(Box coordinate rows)
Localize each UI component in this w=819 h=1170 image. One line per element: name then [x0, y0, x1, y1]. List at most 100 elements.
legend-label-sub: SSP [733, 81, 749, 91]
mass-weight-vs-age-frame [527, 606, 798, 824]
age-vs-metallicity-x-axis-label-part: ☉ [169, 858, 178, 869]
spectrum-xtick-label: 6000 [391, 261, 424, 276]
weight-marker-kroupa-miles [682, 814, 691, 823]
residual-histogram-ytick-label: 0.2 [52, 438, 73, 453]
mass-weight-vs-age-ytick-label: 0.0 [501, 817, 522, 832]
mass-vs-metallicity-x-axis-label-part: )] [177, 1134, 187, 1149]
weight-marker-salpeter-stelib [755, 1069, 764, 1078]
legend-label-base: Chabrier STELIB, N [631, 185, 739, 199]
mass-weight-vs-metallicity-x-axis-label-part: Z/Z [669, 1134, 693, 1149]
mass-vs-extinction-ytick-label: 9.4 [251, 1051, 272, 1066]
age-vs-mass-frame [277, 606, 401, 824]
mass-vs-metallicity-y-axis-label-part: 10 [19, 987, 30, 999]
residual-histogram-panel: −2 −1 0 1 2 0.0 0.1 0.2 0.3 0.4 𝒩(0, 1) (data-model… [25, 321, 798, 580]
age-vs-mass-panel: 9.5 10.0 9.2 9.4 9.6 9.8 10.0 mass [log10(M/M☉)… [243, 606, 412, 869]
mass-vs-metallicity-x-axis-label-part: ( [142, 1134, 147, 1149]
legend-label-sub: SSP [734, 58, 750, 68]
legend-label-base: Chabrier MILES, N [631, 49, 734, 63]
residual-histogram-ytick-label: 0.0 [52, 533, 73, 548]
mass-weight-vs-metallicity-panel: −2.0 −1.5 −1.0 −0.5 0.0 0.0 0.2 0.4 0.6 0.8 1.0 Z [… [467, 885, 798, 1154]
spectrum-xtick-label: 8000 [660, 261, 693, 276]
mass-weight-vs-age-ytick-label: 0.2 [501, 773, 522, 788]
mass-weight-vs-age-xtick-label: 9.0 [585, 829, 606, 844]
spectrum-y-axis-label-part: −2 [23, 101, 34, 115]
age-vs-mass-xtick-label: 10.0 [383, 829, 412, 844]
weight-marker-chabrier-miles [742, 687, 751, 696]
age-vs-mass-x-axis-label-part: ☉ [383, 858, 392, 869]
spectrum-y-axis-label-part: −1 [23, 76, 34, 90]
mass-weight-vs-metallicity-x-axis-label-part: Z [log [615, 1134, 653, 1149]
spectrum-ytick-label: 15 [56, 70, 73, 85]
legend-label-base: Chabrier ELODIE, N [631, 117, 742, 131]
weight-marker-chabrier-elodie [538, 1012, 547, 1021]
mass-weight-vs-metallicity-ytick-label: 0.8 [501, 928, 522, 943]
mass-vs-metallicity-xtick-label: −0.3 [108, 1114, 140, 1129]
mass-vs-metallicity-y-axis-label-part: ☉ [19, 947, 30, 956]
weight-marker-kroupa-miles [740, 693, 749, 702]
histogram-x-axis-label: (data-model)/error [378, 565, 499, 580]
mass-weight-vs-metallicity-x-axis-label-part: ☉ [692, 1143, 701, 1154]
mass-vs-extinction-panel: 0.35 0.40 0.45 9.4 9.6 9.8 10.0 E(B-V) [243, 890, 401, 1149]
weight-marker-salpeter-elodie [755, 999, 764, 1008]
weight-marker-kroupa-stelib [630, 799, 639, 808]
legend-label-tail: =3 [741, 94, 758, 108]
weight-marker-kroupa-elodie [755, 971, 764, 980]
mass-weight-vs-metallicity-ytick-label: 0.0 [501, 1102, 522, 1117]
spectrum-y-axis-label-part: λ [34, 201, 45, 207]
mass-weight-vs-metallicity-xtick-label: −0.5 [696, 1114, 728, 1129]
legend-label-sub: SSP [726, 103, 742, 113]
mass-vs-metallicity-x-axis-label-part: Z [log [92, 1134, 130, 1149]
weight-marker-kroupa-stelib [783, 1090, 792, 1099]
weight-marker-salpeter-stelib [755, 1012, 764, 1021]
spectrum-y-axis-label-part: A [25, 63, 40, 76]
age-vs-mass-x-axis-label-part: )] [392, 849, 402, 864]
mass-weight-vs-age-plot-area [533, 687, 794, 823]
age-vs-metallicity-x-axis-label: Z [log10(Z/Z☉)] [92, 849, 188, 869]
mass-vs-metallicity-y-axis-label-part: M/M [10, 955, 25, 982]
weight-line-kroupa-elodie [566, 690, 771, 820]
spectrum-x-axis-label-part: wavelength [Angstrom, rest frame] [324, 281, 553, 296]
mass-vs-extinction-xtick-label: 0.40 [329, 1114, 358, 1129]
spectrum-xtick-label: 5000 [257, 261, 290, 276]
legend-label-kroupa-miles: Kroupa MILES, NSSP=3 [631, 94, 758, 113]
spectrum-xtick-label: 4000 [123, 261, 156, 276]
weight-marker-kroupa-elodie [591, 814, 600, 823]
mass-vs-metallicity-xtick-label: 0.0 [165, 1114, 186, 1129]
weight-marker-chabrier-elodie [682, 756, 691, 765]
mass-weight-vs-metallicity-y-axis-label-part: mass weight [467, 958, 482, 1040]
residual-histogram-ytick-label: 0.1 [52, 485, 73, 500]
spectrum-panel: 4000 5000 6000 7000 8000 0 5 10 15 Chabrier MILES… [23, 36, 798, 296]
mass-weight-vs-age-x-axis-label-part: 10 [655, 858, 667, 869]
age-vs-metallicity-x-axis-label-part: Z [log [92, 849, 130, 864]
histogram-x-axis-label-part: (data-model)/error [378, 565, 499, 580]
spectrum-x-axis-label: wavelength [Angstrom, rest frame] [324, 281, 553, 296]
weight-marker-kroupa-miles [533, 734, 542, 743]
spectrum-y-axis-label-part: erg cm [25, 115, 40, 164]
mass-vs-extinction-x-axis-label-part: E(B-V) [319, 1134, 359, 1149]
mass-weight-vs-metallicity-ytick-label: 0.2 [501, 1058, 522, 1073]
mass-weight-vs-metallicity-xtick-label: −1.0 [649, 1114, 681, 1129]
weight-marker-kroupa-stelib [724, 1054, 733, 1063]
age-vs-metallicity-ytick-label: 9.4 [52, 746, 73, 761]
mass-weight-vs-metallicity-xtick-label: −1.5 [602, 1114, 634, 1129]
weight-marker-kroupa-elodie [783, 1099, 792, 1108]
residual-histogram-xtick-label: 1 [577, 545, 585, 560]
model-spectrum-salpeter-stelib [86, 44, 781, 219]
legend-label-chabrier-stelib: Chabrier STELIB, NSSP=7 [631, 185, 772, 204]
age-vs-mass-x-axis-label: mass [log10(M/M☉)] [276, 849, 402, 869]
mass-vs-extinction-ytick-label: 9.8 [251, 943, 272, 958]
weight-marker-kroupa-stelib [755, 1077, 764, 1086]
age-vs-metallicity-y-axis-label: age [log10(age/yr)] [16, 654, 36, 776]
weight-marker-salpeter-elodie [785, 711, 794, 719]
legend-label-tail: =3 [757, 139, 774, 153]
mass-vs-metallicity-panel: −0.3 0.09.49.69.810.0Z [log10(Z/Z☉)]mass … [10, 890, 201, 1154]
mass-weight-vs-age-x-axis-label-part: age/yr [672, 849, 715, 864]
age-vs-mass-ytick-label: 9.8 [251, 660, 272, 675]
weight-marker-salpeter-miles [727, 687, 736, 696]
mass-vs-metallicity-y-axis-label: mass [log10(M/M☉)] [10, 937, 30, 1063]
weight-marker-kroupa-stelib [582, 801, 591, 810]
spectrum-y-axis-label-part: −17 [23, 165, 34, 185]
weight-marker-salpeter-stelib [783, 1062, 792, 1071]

#### What needs to be done:
Return every line of the rows above verbatim, with no changes of any kind.

#### Solution to the problem:
Localize each UI component in this w=819 h=1170 image. One line per element: name then [x0, y0, x1, y1]. List at most 100 elements.
legend-label-sub: SSP [733, 81, 749, 91]
mass-weight-vs-age-frame [527, 606, 798, 824]
age-vs-metallicity-x-axis-label-part: ☉ [169, 858, 178, 869]
spectrum-xtick-label: 6000 [391, 261, 424, 276]
weight-marker-kroupa-miles [682, 814, 691, 823]
residual-histogram-ytick-label: 0.2 [52, 438, 73, 453]
mass-weight-vs-age-ytick-label: 0.0 [501, 817, 522, 832]
mass-vs-metallicity-x-axis-label-part: )] [177, 1134, 187, 1149]
weight-marker-salpeter-stelib [755, 1069, 764, 1078]
legend-label-base: Chabrier STELIB, N [631, 185, 739, 199]
mass-weight-vs-metallicity-x-axis-label-part: Z/Z [669, 1134, 693, 1149]
mass-vs-extinction-ytick-label: 9.4 [251, 1051, 272, 1066]
age-vs-mass-frame [277, 606, 401, 824]
mass-vs-metallicity-y-axis-label-part: 10 [19, 987, 30, 999]
residual-histogram-panel: −2 −1 0 1 2 0.0 0.1 0.2 0.3 0.4 𝒩(0, 1) (data-model… [25, 321, 798, 580]
age-vs-mass-panel: 9.5 10.0 9.2 9.4 9.6 9.8 10.0 mass [log10(M/M☉)… [243, 606, 412, 869]
mass-vs-metallicity-x-axis-label-part: ( [142, 1134, 147, 1149]
legend-label-sub: SSP [734, 58, 750, 68]
legend-label-base: Chabrier MILES, N [631, 49, 734, 63]
residual-histogram-ytick-label: 0.0 [52, 533, 73, 548]
mass-weight-vs-metallicity-panel: −2.0 −1.5 −1.0 −0.5 0.0 0.0 0.2 0.4 0.6 0.8 1.0 Z [… [467, 885, 798, 1154]
spectrum-xtick-label: 8000 [660, 261, 693, 276]
mass-weight-vs-age-ytick-label: 0.2 [501, 773, 522, 788]
mass-weight-vs-age-xtick-label: 9.0 [585, 829, 606, 844]
spectrum-y-axis-label-part: −2 [23, 101, 34, 115]
age-vs-mass-xtick-label: 10.0 [383, 829, 412, 844]
weight-marker-chabrier-miles [742, 687, 751, 696]
age-vs-mass-x-axis-label-part: ☉ [383, 858, 392, 869]
spectrum-y-axis-label-part: −1 [23, 76, 34, 90]
mass-weight-vs-metallicity-x-axis-label-part: Z [log [615, 1134, 653, 1149]
spectrum-ytick-label: 15 [56, 70, 73, 85]
legend-label-base: Chabrier ELODIE, N [631, 117, 742, 131]
weight-marker-chabrier-elodie [538, 1012, 547, 1021]
mass-weight-vs-metallicity-ytick-label: 0.8 [501, 928, 522, 943]
mass-vs-metallicity-xtick-label: −0.3 [108, 1114, 140, 1129]
mass-vs-metallicity-y-axis-label-part: ☉ [19, 947, 30, 956]
weight-marker-kroupa-miles [740, 693, 749, 702]
histogram-x-axis-label: (data-model)/error [378, 565, 499, 580]
mass-weight-vs-metallicity-x-axis-label-part: ☉ [692, 1143, 701, 1154]
mass-vs-extinction-panel: 0.35 0.40 0.45 9.4 9.6 9.8 10.0 E(B-V) [243, 890, 401, 1149]
weight-marker-salpeter-elodie [755, 999, 764, 1008]
weight-marker-kroupa-stelib [630, 799, 639, 808]
legend-label-tail: =3 [741, 94, 758, 108]
weight-marker-kroupa-elodie [755, 971, 764, 980]
mass-weight-vs-metallicity-ytick-label: 0.0 [501, 1102, 522, 1117]
spectrum-y-axis-label-part: λ [34, 201, 45, 207]
mass-weight-vs-metallicity-xtick-label: −0.5 [696, 1114, 728, 1129]
legend-label-sub: SSP [726, 103, 742, 113]
mass-vs-metallicity-x-axis-label-part: Z [log [92, 1134, 130, 1149]
weight-marker-kroupa-stelib [783, 1090, 792, 1099]
weight-marker-salpeter-stelib [755, 1012, 764, 1021]
spectrum-y-axis-label-part: A [25, 63, 40, 76]
age-vs-mass-x-axis-label-part: )] [392, 849, 402, 864]
mass-weight-vs-age-plot-area [533, 687, 794, 823]
age-vs-metallicity-x-axis-label: Z [log10(Z/Z☉)] [92, 849, 188, 869]
mass-vs-metallicity-y-axis-label-part: M/M [10, 955, 25, 982]
weight-line-kroupa-elodie [566, 690, 771, 820]
spectrum-x-axis-label-part: wavelength [Angstrom, rest frame] [324, 281, 553, 296]
mass-vs-extinction-xtick-label: 0.40 [329, 1114, 358, 1129]
spectrum-xtick-label: 5000 [257, 261, 290, 276]
legend-label-kroupa-miles: Kroupa MILES, NSSP=3 [631, 94, 758, 113]
spectrum-xtick-label: 4000 [123, 261, 156, 276]
weight-marker-kroupa-elodie [591, 814, 600, 823]
mass-vs-metallicity-xtick-label: 0.0 [165, 1114, 186, 1129]
weight-marker-chabrier-elodie [682, 756, 691, 765]
mass-weight-vs-metallicity-y-axis-label-part: mass weight [467, 958, 482, 1040]
residual-histogram-ytick-label: 0.1 [52, 485, 73, 500]
spectrum-panel: 4000 5000 6000 7000 8000 0 5 10 15 Chabrier MILES… [23, 36, 798, 296]
mass-weight-vs-age-x-axis-label-part: 10 [655, 858, 667, 869]
age-vs-metallicity-x-axis-label-part: Z [log [92, 849, 130, 864]
histogram-x-axis-label-part: (data-model)/error [378, 565, 499, 580]
spectrum-x-axis-label: wavelength [Angstrom, rest frame] [324, 281, 553, 296]
weight-marker-kroupa-miles [533, 734, 542, 743]
spectrum-y-axis-label-part: erg cm [25, 115, 40, 164]
mass-vs-extinction-x-axis-label-part: E(B-V) [319, 1134, 359, 1149]
mass-weight-vs-metallicity-ytick-label: 0.2 [501, 1058, 522, 1073]
mass-weight-vs-metallicity-xtick-label: −1.0 [649, 1114, 681, 1129]
weight-marker-kroupa-stelib [724, 1054, 733, 1063]
age-vs-metallicity-ytick-label: 9.4 [52, 746, 73, 761]
mass-weight-vs-metallicity-xtick-label: −1.5 [602, 1114, 634, 1129]
weight-marker-kroupa-elodie [783, 1099, 792, 1108]
residual-histogram-xtick-label: 1 [577, 545, 585, 560]
model-spectrum-salpeter-stelib [86, 44, 781, 219]
legend-label-chabrier-stelib: Chabrier STELIB, NSSP=7 [631, 185, 772, 204]
age-vs-mass-x-axis-label: mass [log10(M/M☉)] [276, 849, 402, 869]
mass-vs-extinction-ytick-label: 9.8 [251, 943, 272, 958]
weight-marker-kroupa-stelib [755, 1077, 764, 1086]
age-vs-metallicity-y-axis-label: age [log10(age/yr)] [16, 654, 36, 776]
weight-marker-salpeter-elodie [785, 711, 794, 719]
legend-label-tail: =3 [757, 139, 774, 153]
mass-vs-metallicity-panel: −0.3 0.09.49.69.810.0Z [log10(Z/Z☉)]mass … [10, 890, 201, 1154]
mass-weight-vs-age-x-axis-label-part: age/yr [672, 849, 715, 864]
age-vs-mass-ytick-label: 9.8 [251, 660, 272, 675]
weight-marker-salpeter-miles [727, 687, 736, 696]
mass-vs-metallicity-y-axis-label: mass [log10(M/M☉)] [10, 937, 30, 1063]
weight-marker-kroupa-stelib [582, 801, 591, 810]
spectrum-y-axis-label-part: −17 [23, 165, 34, 185]
weight-marker-salpeter-stelib [783, 1062, 792, 1071]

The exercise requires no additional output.